PAGE EXCERPT:
--

Orr v. Thorp, 308 F. Supp. 1369 (S.D. Fla. 1969)
December 10, 1969
A. D. THORP et al., Defendants.
United States District Court, S. D. Florida.
*1370 Moyle, Gentry & Jones, West Palm Beach, Fla., for plaintiff, Palm Beach County CTA.
Richard H. Frank, Tampa, Fla., for plaintiff, FEA.
Robert Chanin, and David Rubin, Washington, D. C., for plaintiff, NEA.
Jackson & Jackson, Palm Beach, Fla., for defendants.
FULTON, Chief Judge.
This is a civil rights action seeking declaratory and injunctive relief. The Plaintiffs are a Dean of Boys and a teacher, both employed in the Palm Beach County School System, and three separate associations for members of the teaching profession. The defendants are the Palm Beach County School Board, and the County Superintendent of Public Instruction. Plaintiffs seek a declaration of unconstitutionality of and injunction of the enforcement of an Act of the Florida Legislature, Fla.Laws 1969, ch. 69-1424, which in substance authorizes dismissal of any administrative or supervisory personnel of Palm Beach County who join professional organizations whose function is the collective representation of the teaching profession with regard to terms, tenure, or conditions of employment.

--

Spatial annotation entries:

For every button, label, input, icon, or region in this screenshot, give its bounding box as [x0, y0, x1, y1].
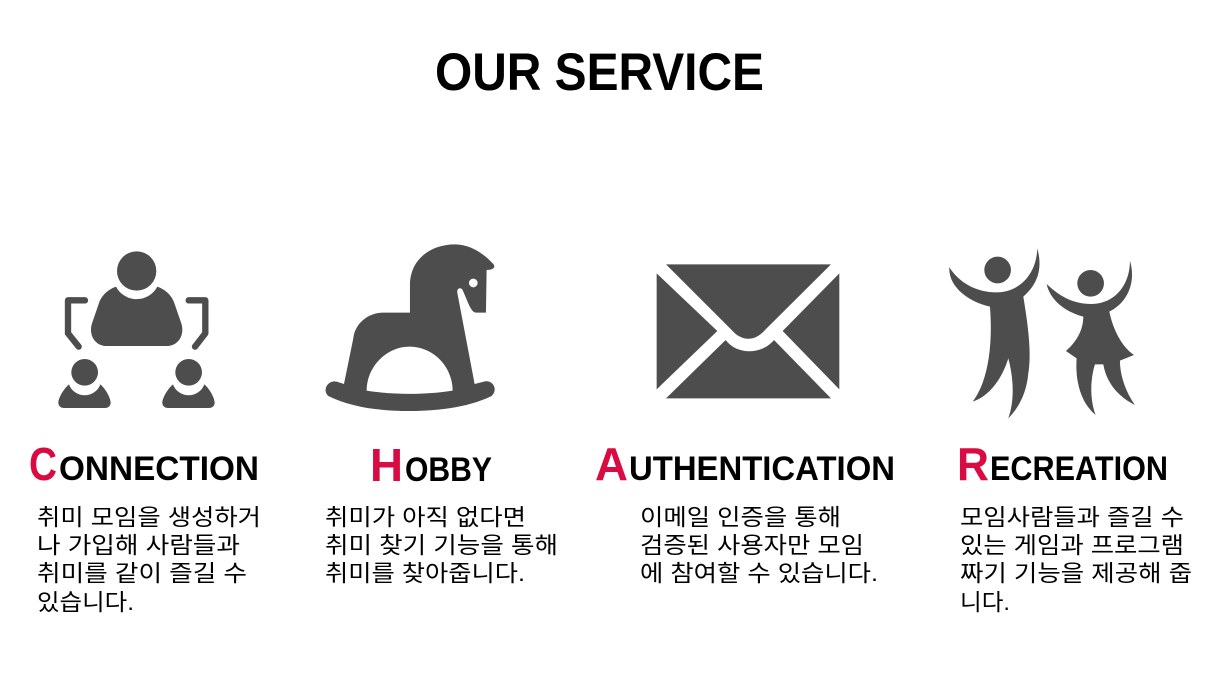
text block: connection description — [37, 504, 261, 615]
text block: hobby description — [325, 504, 558, 586]
title: OUR SERVICE — [435, 43, 764, 102]
icon: connected people — [58, 251, 215, 408]
text block: connection description: 나 가입해 사람들과 — [37, 532, 240, 558]
panel: authentication — [595, 264, 895, 586]
text block: recreation description: 모임사람들과 즐길 수 — [960, 504, 1184, 530]
heading: authentication — [595, 438, 895, 490]
text block: recreation description: 짜기 기능을 제공해 줍 — [960, 560, 1192, 586]
text block: authentication description: 이메일 인증을 통해 — [640, 504, 841, 530]
panel: recreation — [949, 248, 1192, 615]
panel: connection — [29, 251, 261, 615]
heading: connection: C — [29, 438, 57, 490]
text block: recreation description: 니다. — [960, 589, 1010, 615]
heading: connection: ONNECTION — [59, 450, 259, 488]
text block: hobby description: 취미가 아직 없다면 — [325, 504, 526, 530]
icon: rocking horse — [326, 244, 495, 411]
heading: recreation: R — [957, 438, 989, 490]
text block: hobby description: 취미 찾기 기능을 통해 — [325, 532, 558, 558]
text block: connection description: 취미를 같이 즐길 수 — [37, 560, 247, 586]
text block: recreation description — [960, 504, 1192, 615]
heading: authentication: UTHENTICATION — [629, 450, 895, 488]
heading: authentication: A — [595, 438, 628, 490]
heading: hobby: OBBY — [405, 451, 492, 489]
text block: hobby description: 취미를 찾아줍니다. — [325, 560, 525, 586]
text block: connection description: 있습니다. — [37, 589, 134, 615]
text block: recreation description: 있는 게임과 프로그램 — [960, 532, 1184, 558]
icon: envelope — [657, 264, 839, 398]
heading: connection — [29, 438, 259, 490]
panel: hobby — [325, 244, 558, 586]
text block: authentication description: 에 참여할 수 있습니다. — [640, 560, 878, 586]
text block: authentication description: 검증된 사용자만 모임 — [640, 532, 864, 558]
text block: connection description: 취미 모임을 생성하거 — [37, 504, 261, 530]
heading: recreation — [957, 438, 1168, 490]
heading: recreation: ECREATION — [990, 450, 1168, 488]
heading: hobby: H — [370, 439, 403, 491]
heading: hobby — [370, 439, 492, 491]
icon: jumping people — [949, 248, 1135, 418]
text block: authentication description — [640, 504, 878, 586]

--

Answer these questions using the Orr v. Thorp excerpt:
1. Who appeared for the plaintiff FEA, and from what city?
2. What court decided the case?
3. Which act of the Florida Legislature do the plaintiffs seek to have declared unconstitutional?

TASK ANSWER:
1. Richard H. Frank, of Tampa, Fla.
2. The United States District Court, S. D. Florida.
3. Fla.Laws 1969, ch. 69-1424.